[Figure record listings]
* begin *

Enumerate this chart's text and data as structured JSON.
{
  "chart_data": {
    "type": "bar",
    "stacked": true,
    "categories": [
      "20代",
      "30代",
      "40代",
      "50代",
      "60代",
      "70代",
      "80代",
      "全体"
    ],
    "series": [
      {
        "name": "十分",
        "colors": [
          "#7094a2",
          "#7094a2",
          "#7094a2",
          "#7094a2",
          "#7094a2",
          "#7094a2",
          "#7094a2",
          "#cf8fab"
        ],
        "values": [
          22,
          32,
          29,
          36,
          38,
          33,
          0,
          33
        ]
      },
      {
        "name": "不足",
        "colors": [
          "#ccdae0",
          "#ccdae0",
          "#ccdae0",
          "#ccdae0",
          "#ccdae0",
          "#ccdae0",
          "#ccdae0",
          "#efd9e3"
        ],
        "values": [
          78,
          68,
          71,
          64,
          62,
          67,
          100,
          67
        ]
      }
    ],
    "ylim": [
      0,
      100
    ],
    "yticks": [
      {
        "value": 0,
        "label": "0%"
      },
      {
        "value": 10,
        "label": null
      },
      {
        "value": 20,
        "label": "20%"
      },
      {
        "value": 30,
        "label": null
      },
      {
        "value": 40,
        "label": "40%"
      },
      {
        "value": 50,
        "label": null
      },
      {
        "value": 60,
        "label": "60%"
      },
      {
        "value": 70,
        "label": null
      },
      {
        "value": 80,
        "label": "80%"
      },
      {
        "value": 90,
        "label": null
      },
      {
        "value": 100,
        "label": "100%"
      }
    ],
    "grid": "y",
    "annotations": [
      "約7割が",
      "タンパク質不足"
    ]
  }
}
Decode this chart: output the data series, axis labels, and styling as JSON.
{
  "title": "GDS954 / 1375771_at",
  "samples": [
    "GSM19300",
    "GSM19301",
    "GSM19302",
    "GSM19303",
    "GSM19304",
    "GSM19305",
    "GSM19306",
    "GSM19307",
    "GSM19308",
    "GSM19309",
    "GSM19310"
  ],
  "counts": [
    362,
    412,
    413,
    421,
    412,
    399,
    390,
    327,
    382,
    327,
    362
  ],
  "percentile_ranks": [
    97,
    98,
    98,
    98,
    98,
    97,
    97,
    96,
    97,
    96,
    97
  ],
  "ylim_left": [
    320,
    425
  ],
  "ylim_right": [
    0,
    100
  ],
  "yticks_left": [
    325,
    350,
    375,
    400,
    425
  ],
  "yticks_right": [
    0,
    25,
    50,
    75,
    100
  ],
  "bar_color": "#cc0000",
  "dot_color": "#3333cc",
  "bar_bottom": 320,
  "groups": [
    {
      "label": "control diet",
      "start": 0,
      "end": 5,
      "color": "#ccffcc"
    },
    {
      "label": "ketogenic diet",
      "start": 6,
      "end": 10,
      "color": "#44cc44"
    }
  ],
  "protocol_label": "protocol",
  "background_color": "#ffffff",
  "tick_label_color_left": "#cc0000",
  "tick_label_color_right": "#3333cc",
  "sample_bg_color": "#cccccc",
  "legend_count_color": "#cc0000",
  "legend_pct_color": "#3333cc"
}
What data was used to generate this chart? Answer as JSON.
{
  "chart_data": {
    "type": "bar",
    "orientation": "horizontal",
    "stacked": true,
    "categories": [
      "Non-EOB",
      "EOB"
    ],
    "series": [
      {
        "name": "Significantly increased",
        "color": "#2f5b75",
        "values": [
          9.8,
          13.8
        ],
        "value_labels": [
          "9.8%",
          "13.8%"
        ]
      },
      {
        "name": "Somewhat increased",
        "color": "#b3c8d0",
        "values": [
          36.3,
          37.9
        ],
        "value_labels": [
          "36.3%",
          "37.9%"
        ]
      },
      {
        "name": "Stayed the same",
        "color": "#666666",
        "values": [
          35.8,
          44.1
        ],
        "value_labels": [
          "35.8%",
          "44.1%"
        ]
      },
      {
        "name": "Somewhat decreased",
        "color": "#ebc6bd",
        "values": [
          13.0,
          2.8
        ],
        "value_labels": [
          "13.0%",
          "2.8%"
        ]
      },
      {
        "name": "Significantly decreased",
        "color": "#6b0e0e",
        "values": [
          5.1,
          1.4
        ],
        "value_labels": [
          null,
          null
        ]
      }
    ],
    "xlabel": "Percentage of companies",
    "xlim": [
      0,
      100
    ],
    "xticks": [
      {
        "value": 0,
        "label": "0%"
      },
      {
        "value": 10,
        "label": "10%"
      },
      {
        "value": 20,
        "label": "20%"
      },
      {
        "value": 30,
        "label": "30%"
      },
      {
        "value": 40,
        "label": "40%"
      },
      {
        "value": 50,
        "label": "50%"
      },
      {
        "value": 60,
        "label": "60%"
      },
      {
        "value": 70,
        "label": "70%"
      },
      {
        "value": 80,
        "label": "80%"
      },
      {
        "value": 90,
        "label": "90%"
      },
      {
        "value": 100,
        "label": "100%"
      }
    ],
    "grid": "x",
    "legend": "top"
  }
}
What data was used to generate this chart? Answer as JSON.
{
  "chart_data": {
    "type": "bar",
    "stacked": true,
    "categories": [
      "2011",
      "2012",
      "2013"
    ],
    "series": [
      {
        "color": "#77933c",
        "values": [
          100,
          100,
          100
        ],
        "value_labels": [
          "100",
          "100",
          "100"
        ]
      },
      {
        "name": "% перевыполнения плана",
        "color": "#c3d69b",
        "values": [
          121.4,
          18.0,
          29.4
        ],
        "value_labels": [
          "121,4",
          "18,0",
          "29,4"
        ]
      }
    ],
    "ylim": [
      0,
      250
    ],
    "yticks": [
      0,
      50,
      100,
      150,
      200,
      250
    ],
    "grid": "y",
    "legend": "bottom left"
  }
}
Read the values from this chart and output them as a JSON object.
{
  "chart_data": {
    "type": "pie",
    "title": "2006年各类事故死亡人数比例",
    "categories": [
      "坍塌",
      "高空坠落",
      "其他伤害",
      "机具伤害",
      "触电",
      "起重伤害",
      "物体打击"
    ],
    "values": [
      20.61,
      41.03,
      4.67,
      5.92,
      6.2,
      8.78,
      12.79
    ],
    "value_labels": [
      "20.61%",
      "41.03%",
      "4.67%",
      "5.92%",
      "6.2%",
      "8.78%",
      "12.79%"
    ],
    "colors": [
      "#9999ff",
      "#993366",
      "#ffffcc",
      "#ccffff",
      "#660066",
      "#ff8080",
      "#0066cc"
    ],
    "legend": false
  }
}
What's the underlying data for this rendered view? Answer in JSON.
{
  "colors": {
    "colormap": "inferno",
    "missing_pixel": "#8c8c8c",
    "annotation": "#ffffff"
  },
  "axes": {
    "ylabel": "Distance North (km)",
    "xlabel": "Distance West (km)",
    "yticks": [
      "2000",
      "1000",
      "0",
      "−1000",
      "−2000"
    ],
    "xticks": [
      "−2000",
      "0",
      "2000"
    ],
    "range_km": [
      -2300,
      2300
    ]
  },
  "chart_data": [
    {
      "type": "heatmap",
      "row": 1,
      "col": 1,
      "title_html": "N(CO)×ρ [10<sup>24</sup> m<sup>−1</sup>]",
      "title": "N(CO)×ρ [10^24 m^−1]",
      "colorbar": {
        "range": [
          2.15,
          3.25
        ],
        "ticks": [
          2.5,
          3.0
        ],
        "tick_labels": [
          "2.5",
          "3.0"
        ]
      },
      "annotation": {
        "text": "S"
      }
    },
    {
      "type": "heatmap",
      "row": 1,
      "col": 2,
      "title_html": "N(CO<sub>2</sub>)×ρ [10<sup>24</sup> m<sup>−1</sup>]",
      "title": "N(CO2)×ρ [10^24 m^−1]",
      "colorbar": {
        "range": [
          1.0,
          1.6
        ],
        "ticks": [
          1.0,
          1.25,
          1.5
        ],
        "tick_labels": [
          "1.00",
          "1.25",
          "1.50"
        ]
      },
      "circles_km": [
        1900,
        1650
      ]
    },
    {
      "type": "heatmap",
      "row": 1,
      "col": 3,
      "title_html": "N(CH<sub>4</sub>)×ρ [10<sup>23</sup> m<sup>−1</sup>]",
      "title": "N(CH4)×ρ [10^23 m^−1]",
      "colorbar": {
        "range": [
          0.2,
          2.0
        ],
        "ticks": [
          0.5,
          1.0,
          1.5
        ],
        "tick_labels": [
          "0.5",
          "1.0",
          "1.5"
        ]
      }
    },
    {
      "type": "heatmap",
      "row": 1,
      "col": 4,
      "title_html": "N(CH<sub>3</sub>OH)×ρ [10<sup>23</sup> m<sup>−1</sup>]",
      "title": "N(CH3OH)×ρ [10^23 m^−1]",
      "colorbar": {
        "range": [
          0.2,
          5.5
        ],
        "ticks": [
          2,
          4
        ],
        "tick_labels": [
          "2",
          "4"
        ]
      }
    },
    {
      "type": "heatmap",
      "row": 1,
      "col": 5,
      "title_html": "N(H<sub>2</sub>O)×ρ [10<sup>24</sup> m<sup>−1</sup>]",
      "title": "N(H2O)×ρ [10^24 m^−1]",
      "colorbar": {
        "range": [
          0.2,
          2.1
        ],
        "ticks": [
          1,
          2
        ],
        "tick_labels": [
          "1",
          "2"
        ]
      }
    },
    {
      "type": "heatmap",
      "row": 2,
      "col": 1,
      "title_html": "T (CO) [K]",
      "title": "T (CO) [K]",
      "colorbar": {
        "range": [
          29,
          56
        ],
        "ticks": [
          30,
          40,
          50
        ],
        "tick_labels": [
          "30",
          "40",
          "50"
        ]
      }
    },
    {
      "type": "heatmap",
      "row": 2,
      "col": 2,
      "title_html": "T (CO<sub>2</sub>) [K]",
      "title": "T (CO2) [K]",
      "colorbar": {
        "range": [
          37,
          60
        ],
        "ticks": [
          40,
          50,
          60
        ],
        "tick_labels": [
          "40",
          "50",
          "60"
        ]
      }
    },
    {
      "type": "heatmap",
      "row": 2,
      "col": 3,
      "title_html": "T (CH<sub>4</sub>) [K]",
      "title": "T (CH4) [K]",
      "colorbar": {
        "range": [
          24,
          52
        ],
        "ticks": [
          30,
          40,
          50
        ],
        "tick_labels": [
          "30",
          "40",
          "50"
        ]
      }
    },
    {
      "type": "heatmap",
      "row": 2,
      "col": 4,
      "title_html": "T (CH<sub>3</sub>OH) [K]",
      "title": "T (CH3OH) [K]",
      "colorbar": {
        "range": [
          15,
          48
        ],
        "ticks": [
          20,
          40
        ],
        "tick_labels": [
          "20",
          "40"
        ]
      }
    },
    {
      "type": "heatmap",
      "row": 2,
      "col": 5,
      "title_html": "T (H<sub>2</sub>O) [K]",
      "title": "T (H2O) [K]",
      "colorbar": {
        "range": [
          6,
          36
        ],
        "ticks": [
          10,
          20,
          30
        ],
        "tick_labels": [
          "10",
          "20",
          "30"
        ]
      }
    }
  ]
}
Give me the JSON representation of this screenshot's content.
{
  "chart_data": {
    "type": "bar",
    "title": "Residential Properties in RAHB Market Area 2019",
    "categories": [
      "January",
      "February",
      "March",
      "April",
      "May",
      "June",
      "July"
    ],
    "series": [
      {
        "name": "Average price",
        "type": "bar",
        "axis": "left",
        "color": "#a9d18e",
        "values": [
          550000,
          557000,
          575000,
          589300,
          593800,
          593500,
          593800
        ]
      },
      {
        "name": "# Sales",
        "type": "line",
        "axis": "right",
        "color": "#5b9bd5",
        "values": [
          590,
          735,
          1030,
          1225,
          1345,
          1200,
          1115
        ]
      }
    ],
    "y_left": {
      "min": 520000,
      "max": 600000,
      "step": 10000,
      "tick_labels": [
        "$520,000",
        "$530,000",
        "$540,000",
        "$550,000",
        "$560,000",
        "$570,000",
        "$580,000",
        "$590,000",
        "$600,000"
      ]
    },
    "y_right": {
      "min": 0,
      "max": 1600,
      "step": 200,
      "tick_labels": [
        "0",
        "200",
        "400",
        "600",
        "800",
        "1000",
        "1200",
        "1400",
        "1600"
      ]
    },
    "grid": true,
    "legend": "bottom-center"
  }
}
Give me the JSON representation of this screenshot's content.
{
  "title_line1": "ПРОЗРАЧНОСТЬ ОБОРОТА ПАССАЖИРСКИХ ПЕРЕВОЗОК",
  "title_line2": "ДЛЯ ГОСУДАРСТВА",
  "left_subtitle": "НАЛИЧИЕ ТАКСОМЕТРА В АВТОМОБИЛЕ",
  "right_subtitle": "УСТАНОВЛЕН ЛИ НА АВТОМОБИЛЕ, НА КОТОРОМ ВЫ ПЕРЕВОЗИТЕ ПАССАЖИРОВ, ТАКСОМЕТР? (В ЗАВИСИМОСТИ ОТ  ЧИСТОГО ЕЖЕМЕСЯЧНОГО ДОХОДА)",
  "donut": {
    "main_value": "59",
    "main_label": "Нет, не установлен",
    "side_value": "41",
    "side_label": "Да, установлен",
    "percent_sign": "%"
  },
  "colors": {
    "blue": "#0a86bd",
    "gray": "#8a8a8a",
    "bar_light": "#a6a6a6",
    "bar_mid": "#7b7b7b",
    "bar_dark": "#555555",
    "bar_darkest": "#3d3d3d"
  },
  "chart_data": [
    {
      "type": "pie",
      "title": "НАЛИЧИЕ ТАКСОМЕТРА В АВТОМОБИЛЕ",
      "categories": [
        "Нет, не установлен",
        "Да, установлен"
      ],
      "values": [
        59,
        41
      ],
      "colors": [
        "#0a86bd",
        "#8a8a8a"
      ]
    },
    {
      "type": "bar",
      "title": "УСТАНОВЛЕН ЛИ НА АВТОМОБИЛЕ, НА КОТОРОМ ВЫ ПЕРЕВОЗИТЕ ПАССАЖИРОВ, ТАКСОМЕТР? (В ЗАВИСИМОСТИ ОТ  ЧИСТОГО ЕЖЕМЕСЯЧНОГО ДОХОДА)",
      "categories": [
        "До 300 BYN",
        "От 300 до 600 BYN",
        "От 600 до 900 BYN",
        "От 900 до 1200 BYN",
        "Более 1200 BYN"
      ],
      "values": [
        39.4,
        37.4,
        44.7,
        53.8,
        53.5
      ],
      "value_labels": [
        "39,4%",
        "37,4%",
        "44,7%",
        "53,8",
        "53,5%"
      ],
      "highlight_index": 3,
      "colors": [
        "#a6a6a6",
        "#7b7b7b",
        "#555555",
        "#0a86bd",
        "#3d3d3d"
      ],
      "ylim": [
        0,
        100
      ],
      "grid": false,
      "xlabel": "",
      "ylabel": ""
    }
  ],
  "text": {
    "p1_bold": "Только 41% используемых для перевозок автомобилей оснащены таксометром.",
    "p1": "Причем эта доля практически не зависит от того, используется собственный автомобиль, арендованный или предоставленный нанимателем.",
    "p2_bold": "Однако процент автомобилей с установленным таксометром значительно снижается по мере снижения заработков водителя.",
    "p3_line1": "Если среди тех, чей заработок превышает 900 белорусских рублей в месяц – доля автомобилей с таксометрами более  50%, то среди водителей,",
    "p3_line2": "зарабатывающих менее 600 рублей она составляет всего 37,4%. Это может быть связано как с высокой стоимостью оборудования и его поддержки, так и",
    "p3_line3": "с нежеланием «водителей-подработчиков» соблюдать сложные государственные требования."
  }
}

* end *

The string "output" may appear in lines of the listing above; tally those lines and give the number only.

2